What you should do: Read the records below. Copy each line where the string "this" occurs.

+++++

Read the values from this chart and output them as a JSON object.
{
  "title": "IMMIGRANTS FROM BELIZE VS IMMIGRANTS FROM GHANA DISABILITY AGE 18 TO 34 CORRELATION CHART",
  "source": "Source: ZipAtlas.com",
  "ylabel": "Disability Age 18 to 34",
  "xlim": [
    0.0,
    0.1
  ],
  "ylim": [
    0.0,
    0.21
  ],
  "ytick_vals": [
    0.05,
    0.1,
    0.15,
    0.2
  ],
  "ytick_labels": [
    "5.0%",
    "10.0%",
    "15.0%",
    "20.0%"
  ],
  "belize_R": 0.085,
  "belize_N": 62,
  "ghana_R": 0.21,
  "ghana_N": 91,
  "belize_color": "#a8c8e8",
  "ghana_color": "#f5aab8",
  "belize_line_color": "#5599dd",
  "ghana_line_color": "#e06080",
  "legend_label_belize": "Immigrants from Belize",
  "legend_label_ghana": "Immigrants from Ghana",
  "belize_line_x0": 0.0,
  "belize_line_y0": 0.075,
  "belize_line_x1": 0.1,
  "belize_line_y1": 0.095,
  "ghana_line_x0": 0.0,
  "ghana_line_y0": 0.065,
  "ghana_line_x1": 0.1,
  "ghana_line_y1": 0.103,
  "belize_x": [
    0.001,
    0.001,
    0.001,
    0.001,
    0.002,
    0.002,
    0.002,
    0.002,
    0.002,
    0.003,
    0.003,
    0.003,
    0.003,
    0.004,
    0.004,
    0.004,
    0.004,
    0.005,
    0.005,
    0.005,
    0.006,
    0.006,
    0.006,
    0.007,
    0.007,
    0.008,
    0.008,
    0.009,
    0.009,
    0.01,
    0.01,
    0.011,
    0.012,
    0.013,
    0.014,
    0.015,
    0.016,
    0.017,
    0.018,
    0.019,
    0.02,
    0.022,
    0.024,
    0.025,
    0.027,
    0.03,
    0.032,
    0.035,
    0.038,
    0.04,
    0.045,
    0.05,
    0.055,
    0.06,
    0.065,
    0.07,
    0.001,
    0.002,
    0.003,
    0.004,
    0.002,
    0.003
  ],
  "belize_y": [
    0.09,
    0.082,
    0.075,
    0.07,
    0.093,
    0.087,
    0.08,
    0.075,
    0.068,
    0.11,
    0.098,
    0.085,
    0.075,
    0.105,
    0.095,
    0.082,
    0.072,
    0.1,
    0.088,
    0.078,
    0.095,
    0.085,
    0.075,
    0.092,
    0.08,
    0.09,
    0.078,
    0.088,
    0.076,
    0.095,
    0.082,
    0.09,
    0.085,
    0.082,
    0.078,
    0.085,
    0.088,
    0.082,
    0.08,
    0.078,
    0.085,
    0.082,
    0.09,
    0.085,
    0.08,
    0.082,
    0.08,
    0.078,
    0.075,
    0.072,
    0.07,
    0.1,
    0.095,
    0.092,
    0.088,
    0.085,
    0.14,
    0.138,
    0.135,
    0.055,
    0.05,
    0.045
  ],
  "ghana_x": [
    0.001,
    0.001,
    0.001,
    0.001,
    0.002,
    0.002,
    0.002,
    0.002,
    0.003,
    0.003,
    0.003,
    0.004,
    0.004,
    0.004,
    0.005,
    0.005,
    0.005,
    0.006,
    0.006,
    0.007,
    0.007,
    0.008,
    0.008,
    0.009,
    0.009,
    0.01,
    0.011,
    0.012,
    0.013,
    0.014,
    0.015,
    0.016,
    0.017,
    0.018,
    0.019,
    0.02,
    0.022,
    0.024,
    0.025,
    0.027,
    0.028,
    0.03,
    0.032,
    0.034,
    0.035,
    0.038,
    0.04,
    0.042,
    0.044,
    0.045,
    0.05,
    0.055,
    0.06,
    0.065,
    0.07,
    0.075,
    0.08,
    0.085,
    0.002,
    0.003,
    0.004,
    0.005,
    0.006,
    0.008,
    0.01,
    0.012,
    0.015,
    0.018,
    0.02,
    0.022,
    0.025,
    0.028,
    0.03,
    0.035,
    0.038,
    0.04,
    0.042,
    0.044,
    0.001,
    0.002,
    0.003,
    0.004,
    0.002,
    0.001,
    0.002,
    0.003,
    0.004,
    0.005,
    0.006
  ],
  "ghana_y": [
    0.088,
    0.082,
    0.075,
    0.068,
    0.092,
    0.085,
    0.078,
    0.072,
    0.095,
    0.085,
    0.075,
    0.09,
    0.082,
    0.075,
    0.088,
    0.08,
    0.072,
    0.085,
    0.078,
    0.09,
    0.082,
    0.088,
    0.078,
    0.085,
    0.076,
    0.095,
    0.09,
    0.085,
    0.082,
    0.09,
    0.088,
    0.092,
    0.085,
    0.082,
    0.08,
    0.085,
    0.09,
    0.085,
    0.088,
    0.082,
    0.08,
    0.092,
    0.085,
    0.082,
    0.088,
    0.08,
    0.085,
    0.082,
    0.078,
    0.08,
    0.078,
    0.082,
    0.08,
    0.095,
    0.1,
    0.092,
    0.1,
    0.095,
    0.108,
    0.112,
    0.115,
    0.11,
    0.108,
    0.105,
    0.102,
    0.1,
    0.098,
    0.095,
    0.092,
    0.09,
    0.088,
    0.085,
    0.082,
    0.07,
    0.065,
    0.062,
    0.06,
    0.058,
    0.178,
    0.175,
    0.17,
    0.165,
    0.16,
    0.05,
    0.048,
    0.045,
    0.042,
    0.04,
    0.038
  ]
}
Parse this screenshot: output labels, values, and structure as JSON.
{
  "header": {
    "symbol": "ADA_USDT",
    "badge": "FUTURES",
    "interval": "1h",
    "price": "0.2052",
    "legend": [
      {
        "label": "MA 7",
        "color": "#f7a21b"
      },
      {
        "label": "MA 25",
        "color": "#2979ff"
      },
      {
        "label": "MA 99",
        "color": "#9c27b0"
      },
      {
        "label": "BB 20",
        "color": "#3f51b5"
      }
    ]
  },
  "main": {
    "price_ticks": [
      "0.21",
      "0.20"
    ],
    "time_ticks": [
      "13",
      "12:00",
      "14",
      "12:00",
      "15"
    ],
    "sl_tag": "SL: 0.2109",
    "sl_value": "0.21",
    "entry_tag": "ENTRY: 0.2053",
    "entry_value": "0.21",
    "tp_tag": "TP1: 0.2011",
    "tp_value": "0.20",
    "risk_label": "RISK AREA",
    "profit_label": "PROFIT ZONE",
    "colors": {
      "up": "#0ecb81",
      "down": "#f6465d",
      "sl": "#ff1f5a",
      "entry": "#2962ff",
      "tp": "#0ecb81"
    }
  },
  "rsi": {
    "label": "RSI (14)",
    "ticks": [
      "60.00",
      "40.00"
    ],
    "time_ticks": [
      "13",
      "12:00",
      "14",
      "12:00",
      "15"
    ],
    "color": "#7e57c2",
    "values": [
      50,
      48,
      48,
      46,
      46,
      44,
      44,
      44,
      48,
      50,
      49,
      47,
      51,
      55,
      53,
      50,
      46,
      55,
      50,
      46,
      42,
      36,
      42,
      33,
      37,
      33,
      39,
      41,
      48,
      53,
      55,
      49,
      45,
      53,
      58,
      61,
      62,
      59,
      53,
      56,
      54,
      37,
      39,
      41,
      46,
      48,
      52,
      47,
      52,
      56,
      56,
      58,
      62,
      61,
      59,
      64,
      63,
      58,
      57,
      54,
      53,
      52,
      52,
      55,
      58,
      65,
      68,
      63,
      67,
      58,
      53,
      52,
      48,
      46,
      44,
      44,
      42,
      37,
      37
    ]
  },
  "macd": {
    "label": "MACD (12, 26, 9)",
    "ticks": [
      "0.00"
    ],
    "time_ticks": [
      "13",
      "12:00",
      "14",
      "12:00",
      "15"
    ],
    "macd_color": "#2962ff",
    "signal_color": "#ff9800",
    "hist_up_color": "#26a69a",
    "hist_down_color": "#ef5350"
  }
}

+++++

The reply:
Read the values from this chart and output them as a JSON object.
Parse this screenshot: output labels, values, and structure as JSON.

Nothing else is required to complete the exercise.